== PROBLEM STATEMENT ==
The records below must be written out exactly, with every picture left behind.

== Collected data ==
#####
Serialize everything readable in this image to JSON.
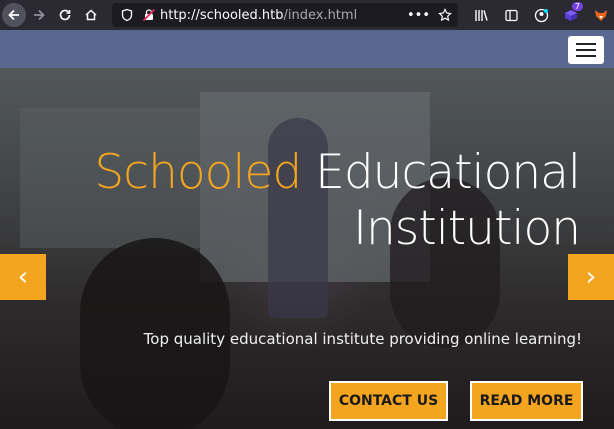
{
  "browser": {
    "url_host": "http://schooled.htb",
    "url_path": "/index.html",
    "icons": {
      "back": "back-arrow-icon",
      "forward": "forward-arrow-icon",
      "reload": "reload-icon",
      "home": "home-icon",
      "shield": "shield-icon",
      "insecure": "insecure-lock-icon",
      "more": "more-dots-icon",
      "bookmark": "star-icon",
      "library": "library-icon",
      "sidebar": "sidebar-icon",
      "account": "account-icon",
      "extension_badge": "7"
    }
  },
  "hero": {
    "title_accent": "Schooled",
    "title_rest": "Educational",
    "title_line2": "Institution",
    "subtitle": "Top quality educational institute providing online learning!",
    "contact_label": "CONTACT US",
    "read_more_label": "READ MORE",
    "prev_arrow": "‹",
    "next_arrow": "›"
  },
  "colors": {
    "accent": "#f3a51f",
    "navbar": "#5a6890",
    "toolbar": "#2b2a33"
  }
}
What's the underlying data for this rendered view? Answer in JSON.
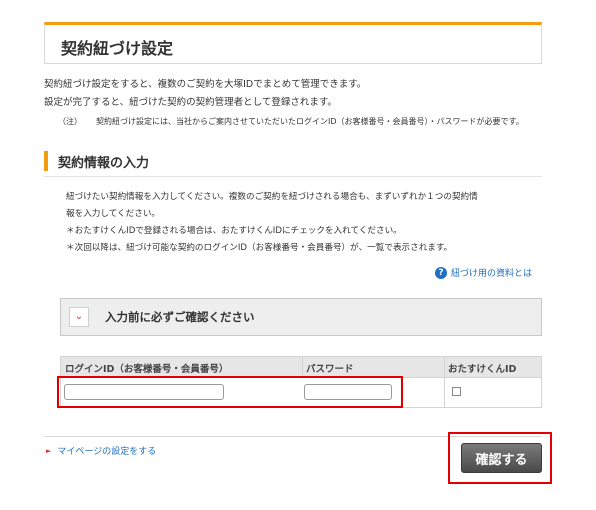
{
  "header": {
    "title": "契約紐づけ設定"
  },
  "intro": {
    "lines": [
      "契約紐づけ設定をすると、複数のご契約を大塚IDでまとめて管理できます。",
      "設定が完了すると、紐づけた契約の契約管理者として登録されます。"
    ],
    "note_label": "（注）",
    "note_text": "契約紐づけ設定には、当社からご案内させていただいたログインID（お客様番号・会員番号）・パスワードが必要です。"
  },
  "section": {
    "title": "契約情報の入力",
    "desc_lines": [
      "紐づけたい契約情報を入力してください。複数のご契約を紐づけされる場合も、まずいずれか１つの契約情",
      "報を入力してください。",
      "＊おたすけくんIDで登録される場合は、おたすけくんIDにチェックを入れてください。",
      "＊次回以降は、紐づけ可能な契約のログインID（お客様番号・会員番号）が、一覧で表示されます。"
    ],
    "doc_link": "紐づけ用の資料とは"
  },
  "notice": {
    "label": "入力前に必ずご確認ください"
  },
  "form": {
    "headers": {
      "login_id": "ログインID（お客様番号・会員番号）",
      "password": "パスワード",
      "otasuke": "おたすけくんID"
    },
    "login_id_value": "",
    "password_value": "",
    "otasuke_checked": false
  },
  "footer": {
    "mypage_link": "マイページの設定をする",
    "confirm_button": "確認する"
  },
  "colors": {
    "accent": "#f39c12",
    "link": "#1f6fc4",
    "highlight": "#e00000",
    "button": "#555555"
  }
}
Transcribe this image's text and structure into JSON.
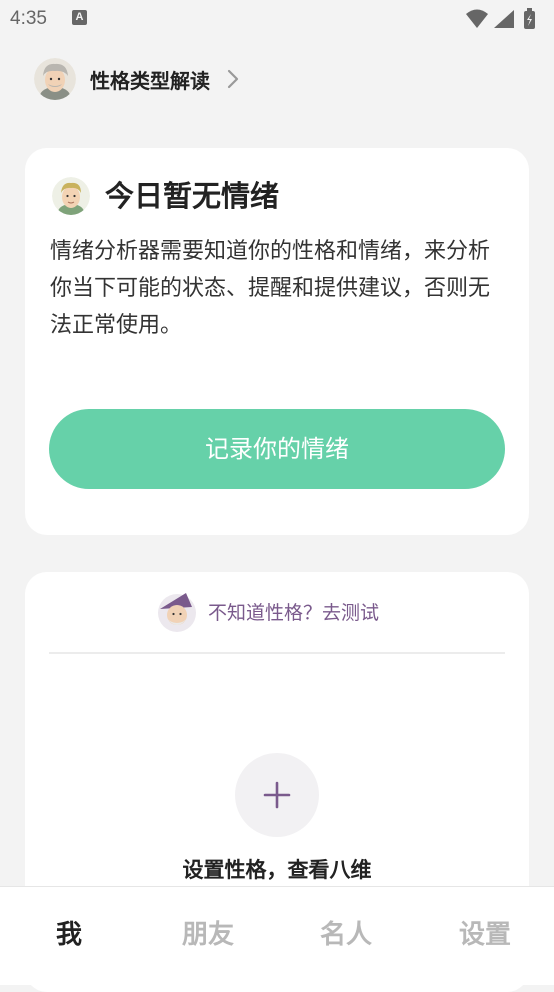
{
  "status_bar": {
    "time": "4:35",
    "a_icon_label": "A",
    "icons": [
      "wifi-icon",
      "signal-icon",
      "battery-icon"
    ]
  },
  "header": {
    "title": "性格类型解读",
    "chevron_icon": "chevron-right-icon"
  },
  "emotion_card": {
    "title": "今日暂无情绪",
    "description": "情绪分析器需要知道你的性格和情绪，来分析你当下可能的状态、提醒和提供建议，否则无法正常使用。",
    "button_label": "记录你的情绪"
  },
  "personality_card": {
    "test_link": "不知道性格？去测试",
    "set_label": "设置性格，查看八维"
  },
  "bottom_nav": {
    "items": [
      {
        "label": "我",
        "active": true
      },
      {
        "label": "朋友",
        "active": false
      },
      {
        "label": "名人",
        "active": false
      },
      {
        "label": "设置",
        "active": false
      }
    ]
  },
  "colors": {
    "accent_green": "#66d1a9",
    "accent_purple": "#7a5a8c",
    "background": "#f3f3f3"
  }
}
#####
== SOLUTION FOR THIS PROBLEM ==
Serialize everything readable in this image to JSON.
{
  "browser": {
    "url_host": "http://schooled.htb",
    "url_path": "/index.html",
    "icons": {
      "back": "back-arrow-icon",
      "forward": "forward-arrow-icon",
      "reload": "reload-icon",
      "home": "home-icon",
      "shield": "shield-icon",
      "insecure": "insecure-lock-icon",
      "more": "more-dots-icon",
      "bookmark": "star-icon",
      "library": "library-icon",
      "sidebar": "sidebar-icon",
      "account": "account-icon",
      "extension_badge": "7"
    }
  },
  "hero": {
    "title_accent": "Schooled",
    "title_rest": "Educational",
    "title_line2": "Institution",
    "subtitle": "Top quality educational institute providing online learning!",
    "contact_label": "CONTACT US",
    "read_more_label": "READ MORE",
    "prev_arrow": "‹",
    "next_arrow": "›"
  },
  "colors": {
    "accent": "#f3a51f",
    "navbar": "#5a6890",
    "toolbar": "#2b2a33"
  }
}
What's the underlying data for this rendered view? Answer in JSON.
{
  "header": {
    "title": "契約紐づけ設定"
  },
  "intro": {
    "lines": [
      "契約紐づけ設定をすると、複数のご契約を大塚IDでまとめて管理できます。",
      "設定が完了すると、紐づけた契約の契約管理者として登録されます。"
    ],
    "note_label": "（注）",
    "note_text": "契約紐づけ設定には、当社からご案内させていただいたログインID（お客様番号・会員番号）・パスワードが必要です。"
  },
  "section": {
    "title": "契約情報の入力",
    "desc_lines": [
      "紐づけたい契約情報を入力してください。複数のご契約を紐づけされる場合も、まずいずれか１つの契約情",
      "報を入力してください。",
      "＊おたすけくんIDで登録される場合は、おたすけくんIDにチェックを入れてください。",
      "＊次回以降は、紐づけ可能な契約のログインID（お客様番号・会員番号）が、一覧で表示されます。"
    ],
    "doc_link": "紐づけ用の資料とは"
  },
  "notice": {
    "label": "入力前に必ずご確認ください"
  },
  "form": {
    "headers": {
      "login_id": "ログインID（お客様番号・会員番号）",
      "password": "パスワード",
      "otasuke": "おたすけくんID"
    },
    "login_id_value": "",
    "password_value": "",
    "otasuke_checked": false
  },
  "footer": {
    "mypage_link": "マイページの設定をする",
    "confirm_button": "確認する"
  },
  "colors": {
    "accent": "#f39c12",
    "link": "#1f6fc4",
    "highlight": "#e00000",
    "button": "#555555"
  }
}
Transcribe this image's text and structure into JSON.
{
  "status_bar": {
    "time": "4:35",
    "a_icon_label": "A",
    "icons": [
      "wifi-icon",
      "signal-icon",
      "battery-icon"
    ]
  },
  "header": {
    "title": "性格类型解读",
    "chevron_icon": "chevron-right-icon"
  },
  "emotion_card": {
    "title": "今日暂无情绪",
    "description": "情绪分析器需要知道你的性格和情绪，来分析你当下可能的状态、提醒和提供建议，否则无法正常使用。",
    "button_label": "记录你的情绪"
  },
  "personality_card": {
    "test_link": "不知道性格？去测试",
    "set_label": "设置性格，查看八维"
  },
  "bottom_nav": {
    "items": [
      {
        "label": "我",
        "active": true
      },
      {
        "label": "朋友",
        "active": false
      },
      {
        "label": "名人",
        "active": false
      },
      {
        "label": "设置",
        "active": false
      }
    ]
  },
  "colors": {
    "accent_green": "#66d1a9",
    "accent_purple": "#7a5a8c",
    "background": "#f3f3f3"
  }
}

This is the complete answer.